* _Collected data entries_
#####

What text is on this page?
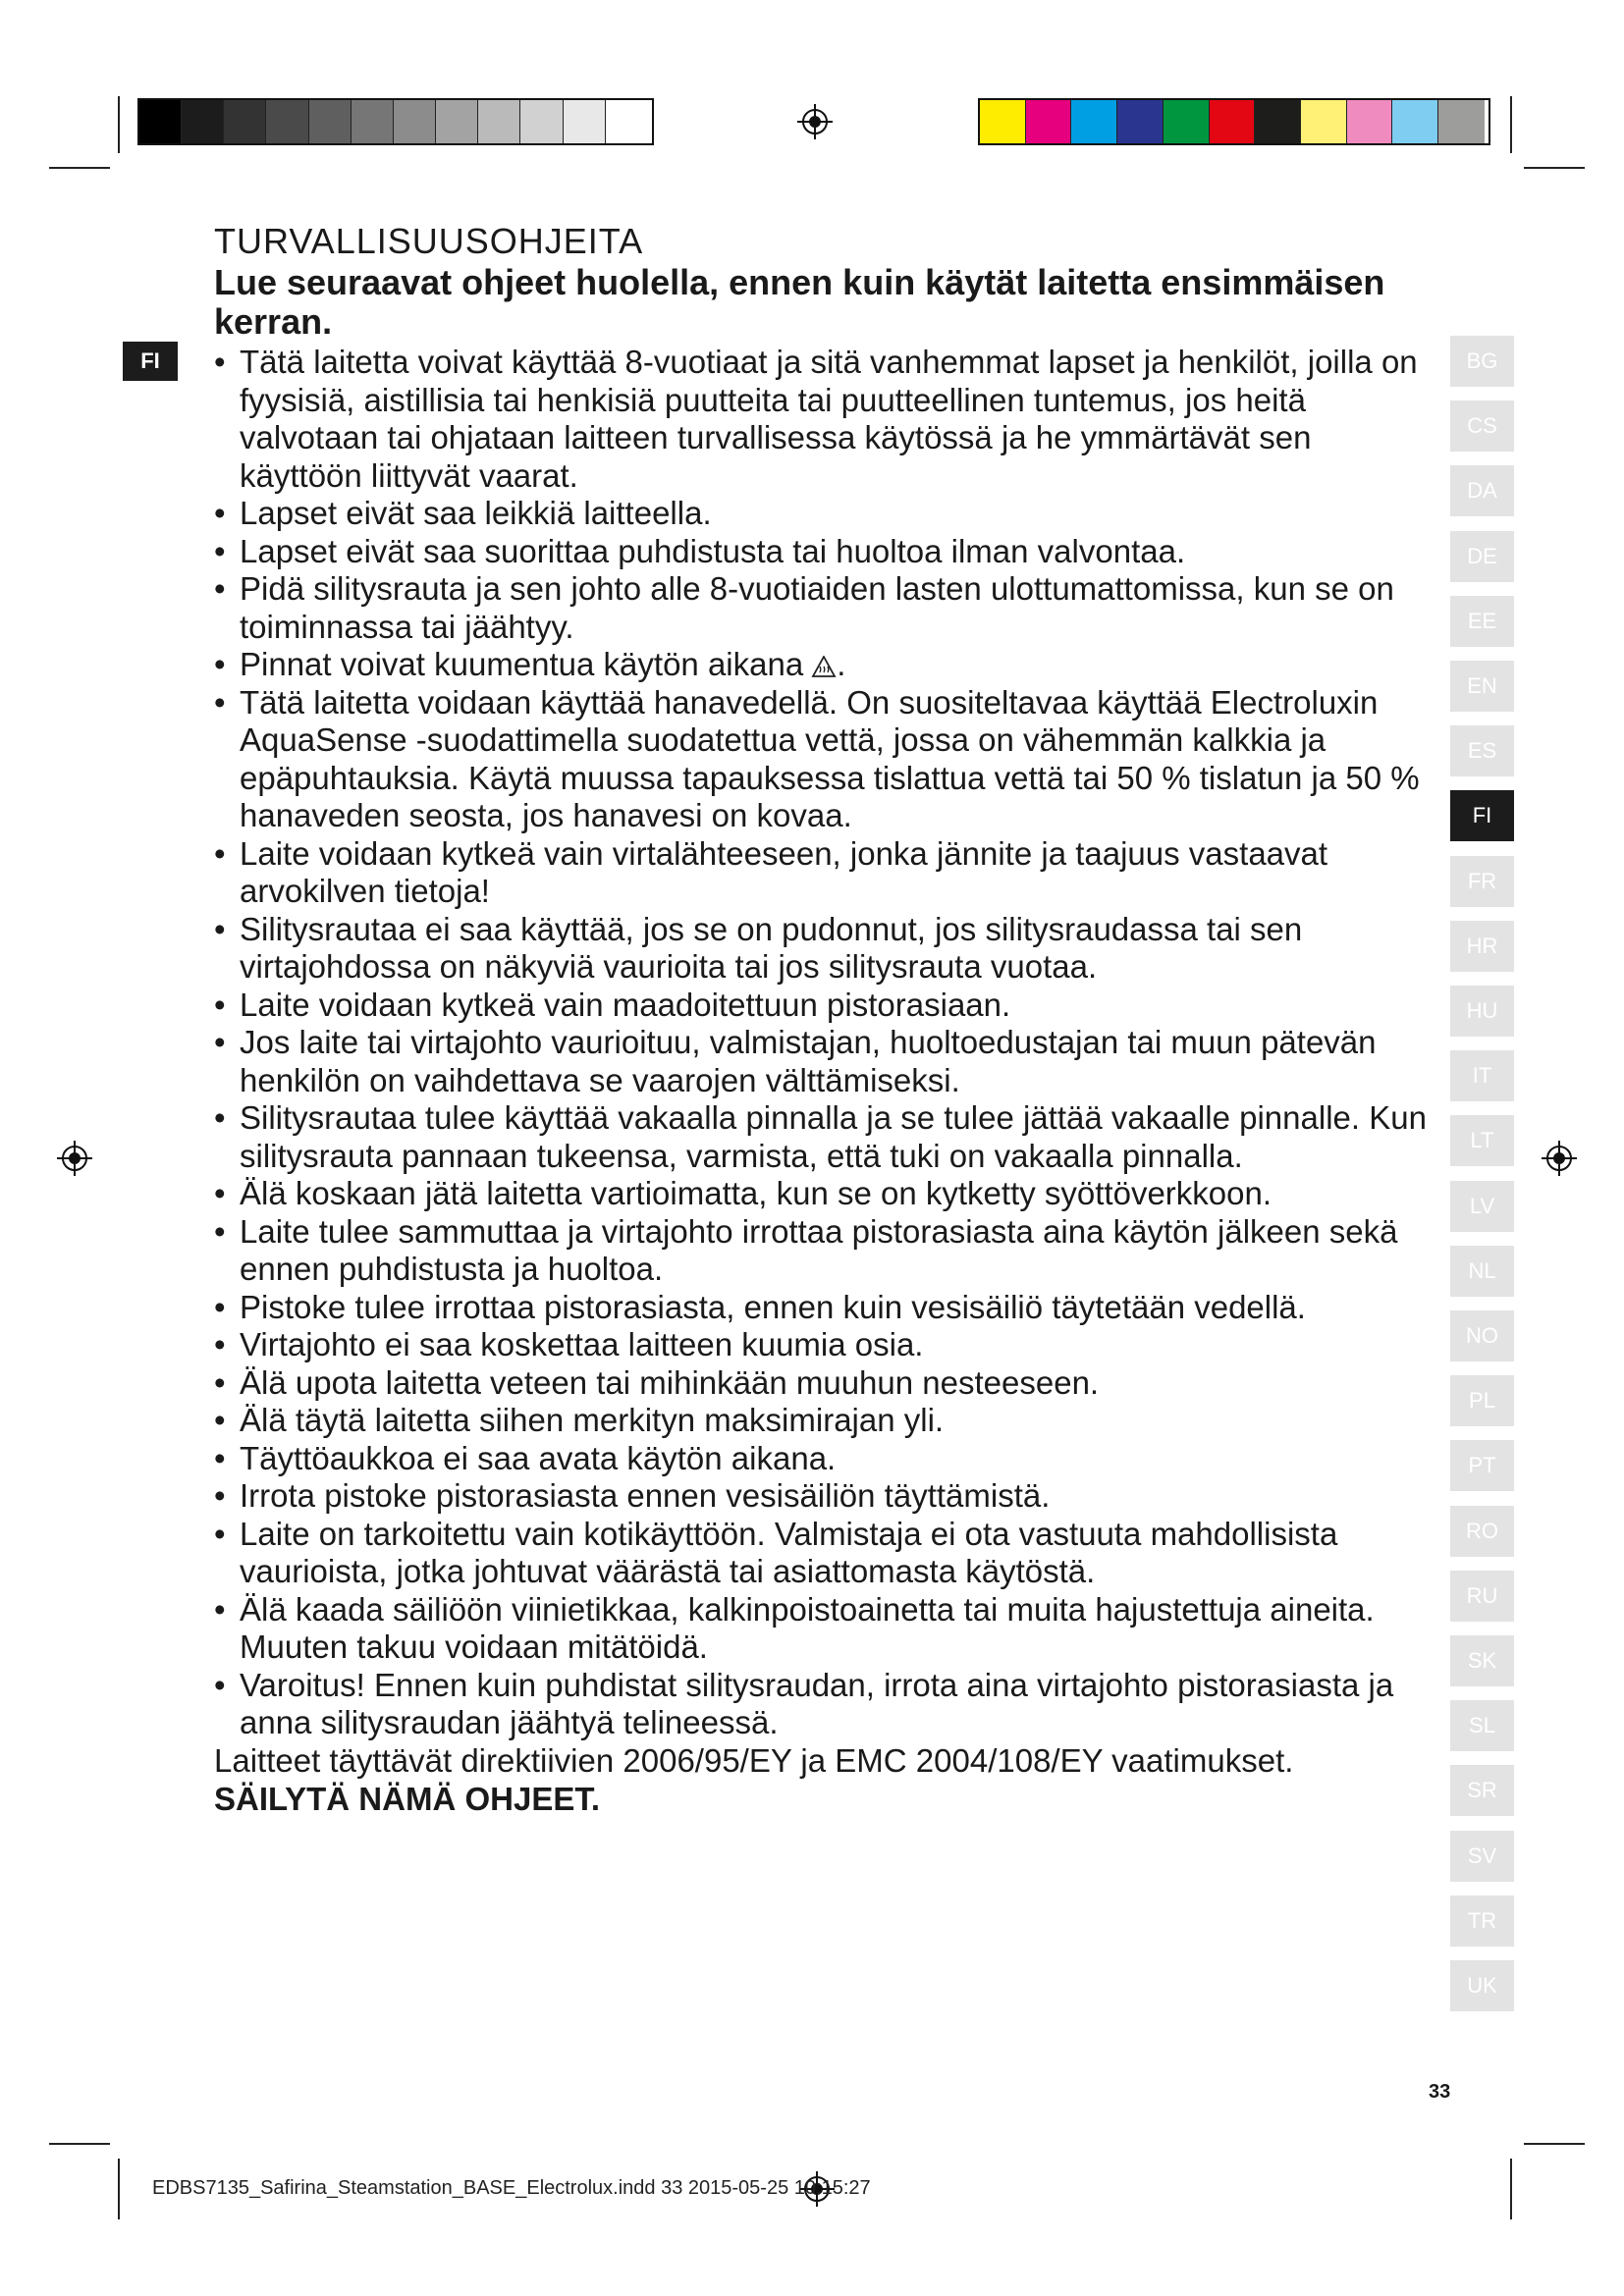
FI
TURVALLISUUSOHJEITA

Lue seuraavat ohjeet huolella, ennen kuin käytät laitetta ensimmäisen kerran.

• Tätä laitetta voivat käyttää 8-vuotiaat ja sitä vanhemmat lapset ja henkilöt, joilla on fyysisiä, aistillisia tai henkisiä puutteita tai puutteellinen tuntemus, jos heitä valvotaan tai ohjataan laitteen turvallisessa käytössä ja he ymmärtävät sen käyttöön liittyvät vaarat.
• Lapset eivät saa leikkiä laitteella.
• Lapset eivät saa suorittaa puhdistusta tai huoltoa ilman valvontaa.
• Pidä silitysrauta ja sen johto alle 8-vuotiaiden lasten ulottumattomissa, kun se on toiminnassa tai jäähtyy.
• Pinnat voivat kuumentua käytön aikana .
• Tätä laitetta voidaan käyttää hanavedellä. On suositeltavaa käyttää Electroluxin AquaSense -suodattimella suodatettua vettä, jossa on vähemmän kalkkia ja epäpuhtauksia. Käytä muussa tapauksessa tislattua vettä tai 50 % tislatun ja 50 % hanaveden seosta, jos hanavesi on kovaa.
• Laite voidaan kytkeä vain virtalähteeseen, jonka jännite ja taajuus vastaavat arvokilven tietoja!
• Silitysrautaa ei saa käyttää, jos se on pudonnut, jos silitysraudassa tai sen virtajohdossa on näkyviä vaurioita tai jos silitysrauta vuotaa.
• Laite voidaan kytkeä vain maadoitettuun pistorasiaan.
• Jos laite tai virtajohto vaurioituu, valmistajan, huoltoedustajan tai muun pätevän henkilön on vaihdettava se vaarojen välttämiseksi.
• Silitysrautaa tulee käyttää vakaalla pinnalla ja se tulee jättää vakaalle pinnalle. Kun silitysrauta pannaan tukeensa, varmista, että tuki on vakaalla pinnalla.
• Älä koskaan jätä laitetta vartioimatta, kun se on kytketty syöttöverkkoon.
• Laite tulee sammuttaa ja virtajohto irrottaa pistorasiasta aina käytön jälkeen sekä ennen puhdistusta ja huoltoa.
• Pistoke tulee irrottaa pistorasiasta, ennen kuin vesisäiliö täytetään vedellä.
• Virtajohto ei saa koskettaa laitteen kuumia osia.
• Älä upota laitetta veteen tai mihinkään muuhun nesteeseen.
• Älä täytä laitetta siihen merkityn maksimirajan yli.
• Täyttöaukkoa ei saa avata käytön aikana.
• Irrota pistoke pistorasiasta ennen vesisäiliön täyttämistä.
• Laite on tarkoitettu vain kotikäyttöön. Valmistaja ei ota vastuuta mahdollisista vaurioista, jotka johtuvat väärästä tai asiattomasta käytöstä.
• Älä kaada säiliöön viinietikkaa, kalkinpoistoainetta tai muita hajustettuja aineita. Muuten takuu voidaan mitätöidä.
• Varoitus! Ennen kuin puhdistat silitysraudan, irrota aina virtajohto pistorasiasta ja anna silitysraudan jäähtyä telineessä.

Laitteet täyttävät direktiivien 2006/95/EY ja EMC 2004/108/EY vaatimukset.

SÄILYTÄ NÄMÄ OHJEET.

BG
CS
DA
DE
EE
EN
ES
FI
FR
HR
HU
IT
LT
LV
NL
NO
PL
PT
RO
RU
SK
SL
SR
SV
TR
UK
33
EDBS7135_Safirina_Steamstation_BASE_Electrolux.indd 33 2015-05-25 10:15:27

#####

Return each line in the records that holds the string "pistorasiasta".

• Laite tulee sammuttaa ja virtajohto irrottaa pistorasiasta aina käytön jälkeen sekä ennen puhdistusta ja huoltoa.
• Pistoke tulee irrottaa pistorasiasta, ennen kuin vesisäiliö täytetään vedellä.
• Irrota pistoke pistorasiasta ennen vesisäiliön täyttämistä.
• Varoitus! Ennen kuin puhdistat silitysraudan, irrota aina virtajohto pistorasiasta ja anna silitysraudan jäähtyä telineessä.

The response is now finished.